Data listing:
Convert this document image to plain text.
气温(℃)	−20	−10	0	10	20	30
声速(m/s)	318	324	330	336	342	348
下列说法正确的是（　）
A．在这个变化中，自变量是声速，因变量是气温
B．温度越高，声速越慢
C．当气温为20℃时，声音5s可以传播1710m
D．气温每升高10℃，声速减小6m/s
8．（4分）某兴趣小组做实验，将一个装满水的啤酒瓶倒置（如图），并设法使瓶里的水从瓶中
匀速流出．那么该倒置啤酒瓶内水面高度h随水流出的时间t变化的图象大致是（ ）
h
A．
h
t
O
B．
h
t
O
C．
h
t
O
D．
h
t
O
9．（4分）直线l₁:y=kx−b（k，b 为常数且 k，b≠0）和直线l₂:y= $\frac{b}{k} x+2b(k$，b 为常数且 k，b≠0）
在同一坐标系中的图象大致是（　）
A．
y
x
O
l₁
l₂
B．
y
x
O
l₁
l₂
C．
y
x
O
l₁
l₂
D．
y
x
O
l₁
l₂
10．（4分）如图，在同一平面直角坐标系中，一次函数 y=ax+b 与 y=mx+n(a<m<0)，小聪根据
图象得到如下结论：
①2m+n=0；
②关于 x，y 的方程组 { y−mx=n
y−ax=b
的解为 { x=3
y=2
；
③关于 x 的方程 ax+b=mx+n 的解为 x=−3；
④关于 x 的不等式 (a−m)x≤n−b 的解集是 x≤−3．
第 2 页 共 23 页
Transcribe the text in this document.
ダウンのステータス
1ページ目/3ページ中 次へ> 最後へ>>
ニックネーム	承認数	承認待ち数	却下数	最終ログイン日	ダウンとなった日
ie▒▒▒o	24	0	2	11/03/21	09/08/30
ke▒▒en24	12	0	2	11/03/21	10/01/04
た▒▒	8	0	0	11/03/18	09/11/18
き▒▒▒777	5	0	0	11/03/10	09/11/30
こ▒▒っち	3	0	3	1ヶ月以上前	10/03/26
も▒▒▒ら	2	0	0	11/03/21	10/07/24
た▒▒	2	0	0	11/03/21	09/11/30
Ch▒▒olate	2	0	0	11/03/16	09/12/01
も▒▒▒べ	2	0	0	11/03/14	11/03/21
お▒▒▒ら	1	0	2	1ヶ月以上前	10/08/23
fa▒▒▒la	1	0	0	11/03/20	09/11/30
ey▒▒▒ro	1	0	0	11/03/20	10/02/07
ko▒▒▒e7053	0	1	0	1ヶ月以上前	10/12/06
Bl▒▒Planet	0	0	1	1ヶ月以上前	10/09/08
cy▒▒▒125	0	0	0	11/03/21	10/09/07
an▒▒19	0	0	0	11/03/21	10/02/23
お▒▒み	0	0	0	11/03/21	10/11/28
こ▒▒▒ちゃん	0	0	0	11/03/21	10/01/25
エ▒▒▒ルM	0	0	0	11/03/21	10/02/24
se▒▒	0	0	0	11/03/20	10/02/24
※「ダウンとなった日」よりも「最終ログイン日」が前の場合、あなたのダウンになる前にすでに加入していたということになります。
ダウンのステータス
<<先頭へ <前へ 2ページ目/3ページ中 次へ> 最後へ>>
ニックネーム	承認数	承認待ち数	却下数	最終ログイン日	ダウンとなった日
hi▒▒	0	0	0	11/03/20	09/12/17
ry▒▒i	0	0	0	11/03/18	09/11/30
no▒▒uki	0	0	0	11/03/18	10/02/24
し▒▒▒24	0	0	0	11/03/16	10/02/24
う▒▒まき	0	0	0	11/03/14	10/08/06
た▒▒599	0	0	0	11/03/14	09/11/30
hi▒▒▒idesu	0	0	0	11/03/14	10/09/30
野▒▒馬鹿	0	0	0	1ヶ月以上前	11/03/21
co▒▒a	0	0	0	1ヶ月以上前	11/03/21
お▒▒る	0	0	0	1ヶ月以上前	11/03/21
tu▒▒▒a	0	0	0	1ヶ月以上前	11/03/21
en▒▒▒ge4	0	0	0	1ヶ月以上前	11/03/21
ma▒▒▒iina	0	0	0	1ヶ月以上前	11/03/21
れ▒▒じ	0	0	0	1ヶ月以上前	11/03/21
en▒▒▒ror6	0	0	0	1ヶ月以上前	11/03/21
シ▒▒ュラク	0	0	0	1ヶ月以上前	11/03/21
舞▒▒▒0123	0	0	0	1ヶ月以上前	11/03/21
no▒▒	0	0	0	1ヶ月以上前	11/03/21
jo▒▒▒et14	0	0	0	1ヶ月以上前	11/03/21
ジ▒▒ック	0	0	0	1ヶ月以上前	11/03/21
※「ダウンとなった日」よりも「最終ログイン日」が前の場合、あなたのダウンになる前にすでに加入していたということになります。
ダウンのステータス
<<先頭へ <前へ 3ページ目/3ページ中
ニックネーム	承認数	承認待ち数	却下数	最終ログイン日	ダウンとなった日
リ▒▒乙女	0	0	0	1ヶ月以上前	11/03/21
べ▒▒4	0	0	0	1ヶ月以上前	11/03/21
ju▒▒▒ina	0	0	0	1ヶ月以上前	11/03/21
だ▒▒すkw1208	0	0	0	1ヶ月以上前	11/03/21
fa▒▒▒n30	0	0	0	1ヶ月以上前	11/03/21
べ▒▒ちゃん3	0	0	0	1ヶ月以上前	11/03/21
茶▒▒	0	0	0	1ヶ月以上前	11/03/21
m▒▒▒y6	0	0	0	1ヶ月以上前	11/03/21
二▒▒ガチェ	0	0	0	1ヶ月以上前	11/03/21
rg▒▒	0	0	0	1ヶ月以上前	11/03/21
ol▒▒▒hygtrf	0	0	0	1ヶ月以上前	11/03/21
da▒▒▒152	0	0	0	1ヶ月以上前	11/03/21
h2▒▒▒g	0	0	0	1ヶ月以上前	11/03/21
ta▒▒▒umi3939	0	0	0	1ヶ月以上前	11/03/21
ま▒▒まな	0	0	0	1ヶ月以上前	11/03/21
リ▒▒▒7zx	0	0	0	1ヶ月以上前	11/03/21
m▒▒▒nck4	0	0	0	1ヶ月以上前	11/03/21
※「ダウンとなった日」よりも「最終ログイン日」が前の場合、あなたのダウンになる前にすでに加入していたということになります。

* Set problem *
Reproduce the full set of records precisely.

* Expected answer *
Convert this document image to plain text.
气温(℃)	−20	−10	0	10	20	30
声速(m/s)	318	324	330	336	342	348
下列说法正确的是（　）
A．在这个变化中，自变量是声速，因变量是气温
B．温度越高，声速越慢
C．当气温为20℃时，声音5s可以传播1710m
D．气温每升高10℃，声速减小6m/s
8．（4分）某兴趣小组做实验，将一个装满水的啤酒瓶倒置（如图），并设法使瓶里的水从瓶中
匀速流出．那么该倒置啤酒瓶内水面高度h随水流出的时间t变化的图象大致是（ ）
h
A．
h
t
O
B．
h
t
O
C．
h
t
O
D．
h
t
O
9．（4分）直线l₁:y=kx−b（k，b 为常数且 k，b≠0）和直线l₂:y= $\frac{b}{k} x+2b(k$，b 为常数且 k，b≠0）
在同一坐标系中的图象大致是（　）
A．
y
x
O
l₁
l₂
B．
y
x
O
l₁
l₂
C．
y
x
O
l₁
l₂
D．
y
x
O
l₁
l₂
10．（4分）如图，在同一平面直角坐标系中，一次函数 y=ax+b 与 y=mx+n(a<m<0)，小聪根据
图象得到如下结论：
①2m+n=0；
②关于 x，y 的方程组 { y−mx=n
y−ax=b
的解为 { x=3
y=2
；
③关于 x 的方程 ax+b=mx+n 的解为 x=−3；
④关于 x 的不等式 (a−m)x≤n−b 的解集是 x≤−3．
第 2 页 共 23 页
Transcribe the text in this document.
ダウンのステータス
1ページ目/3ページ中 次へ> 最後へ>>
ニックネーム	承認数	承認待ち数	却下数	最終ログイン日	ダウンとなった日
ie▒▒▒o	24	0	2	11/03/21	09/08/30
ke▒▒en24	12	0	2	11/03/21	10/01/04
た▒▒	8	0	0	11/03/18	09/11/18
き▒▒▒777	5	0	0	11/03/10	09/11/30
こ▒▒っち	3	0	3	1ヶ月以上前	10/03/26
も▒▒▒ら	2	0	0	11/03/21	10/07/24
た▒▒	2	0	0	11/03/21	09/11/30
Ch▒▒olate	2	0	0	11/03/16	09/12/01
も▒▒▒べ	2	0	0	11/03/14	11/03/21
お▒▒▒ら	1	0	2	1ヶ月以上前	10/08/23
fa▒▒▒la	1	0	0	11/03/20	09/11/30
ey▒▒▒ro	1	0	0	11/03/20	10/02/07
ko▒▒▒e7053	0	1	0	1ヶ月以上前	10/12/06
Bl▒▒Planet	0	0	1	1ヶ月以上前	10/09/08
cy▒▒▒125	0	0	0	11/03/21	10/09/07
an▒▒19	0	0	0	11/03/21	10/02/23
お▒▒み	0	0	0	11/03/21	10/11/28
こ▒▒▒ちゃん	0	0	0	11/03/21	10/01/25
エ▒▒▒ルM	0	0	0	11/03/21	10/02/24
se▒▒	0	0	0	11/03/20	10/02/24
※「ダウンとなった日」よりも「最終ログイン日」が前の場合、あなたのダウンになる前にすでに加入していたということになります。
ダウンのステータス
<<先頭へ <前へ 2ページ目/3ページ中 次へ> 最後へ>>
ニックネーム	承認数	承認待ち数	却下数	最終ログイン日	ダウンとなった日
hi▒▒	0	0	0	11/03/20	09/12/17
ry▒▒i	0	0	0	11/03/18	09/11/30
no▒▒uki	0	0	0	11/03/18	10/02/24
し▒▒▒24	0	0	0	11/03/16	10/02/24
う▒▒まき	0	0	0	11/03/14	10/08/06
た▒▒599	0	0	0	11/03/14	09/11/30
hi▒▒▒idesu	0	0	0	11/03/14	10/09/30
野▒▒馬鹿	0	0	0	1ヶ月以上前	11/03/21
co▒▒a	0	0	0	1ヶ月以上前	11/03/21
お▒▒る	0	0	0	1ヶ月以上前	11/03/21
tu▒▒▒a	0	0	0	1ヶ月以上前	11/03/21
en▒▒▒ge4	0	0	0	1ヶ月以上前	11/03/21
ma▒▒▒iina	0	0	0	1ヶ月以上前	11/03/21
れ▒▒じ	0	0	0	1ヶ月以上前	11/03/21
en▒▒▒ror6	0	0	0	1ヶ月以上前	11/03/21
シ▒▒ュラク	0	0	0	1ヶ月以上前	11/03/21
舞▒▒▒0123	0	0	0	1ヶ月以上前	11/03/21
no▒▒	0	0	0	1ヶ月以上前	11/03/21
jo▒▒▒et14	0	0	0	1ヶ月以上前	11/03/21
ジ▒▒ック	0	0	0	1ヶ月以上前	11/03/21
※「ダウンとなった日」よりも「最終ログイン日」が前の場合、あなたのダウンになる前にすでに加入していたということになります。
ダウンのステータス
<<先頭へ <前へ 3ページ目/3ページ中
ニックネーム	承認数	承認待ち数	却下数	最終ログイン日	ダウンとなった日
リ▒▒乙女	0	0	0	1ヶ月以上前	11/03/21
べ▒▒4	0	0	0	1ヶ月以上前	11/03/21
ju▒▒▒ina	0	0	0	1ヶ月以上前	11/03/21
だ▒▒すkw1208	0	0	0	1ヶ月以上前	11/03/21
fa▒▒▒n30	0	0	0	1ヶ月以上前	11/03/21
べ▒▒ちゃん3	0	0	0	1ヶ月以上前	11/03/21
茶▒▒	0	0	0	1ヶ月以上前	11/03/21
m▒▒▒y6	0	0	0	1ヶ月以上前	11/03/21
二▒▒ガチェ	0	0	0	1ヶ月以上前	11/03/21
rg▒▒	0	0	0	1ヶ月以上前	11/03/21
ol▒▒▒hygtrf	0	0	0	1ヶ月以上前	11/03/21
da▒▒▒152	0	0	0	1ヶ月以上前	11/03/21
h2▒▒▒g	0	0	0	1ヶ月以上前	11/03/21
ta▒▒▒umi3939	0	0	0	1ヶ月以上前	11/03/21
ま▒▒まな	0	0	0	1ヶ月以上前	11/03/21
リ▒▒▒7zx	0	0	0	1ヶ月以上前	11/03/21
m▒▒▒nck4	0	0	0	1ヶ月以上前	11/03/21
※「ダウンとなった日」よりも「最終ログイン日」が前の場合、あなたのダウンになる前にすでに加入していたということになります。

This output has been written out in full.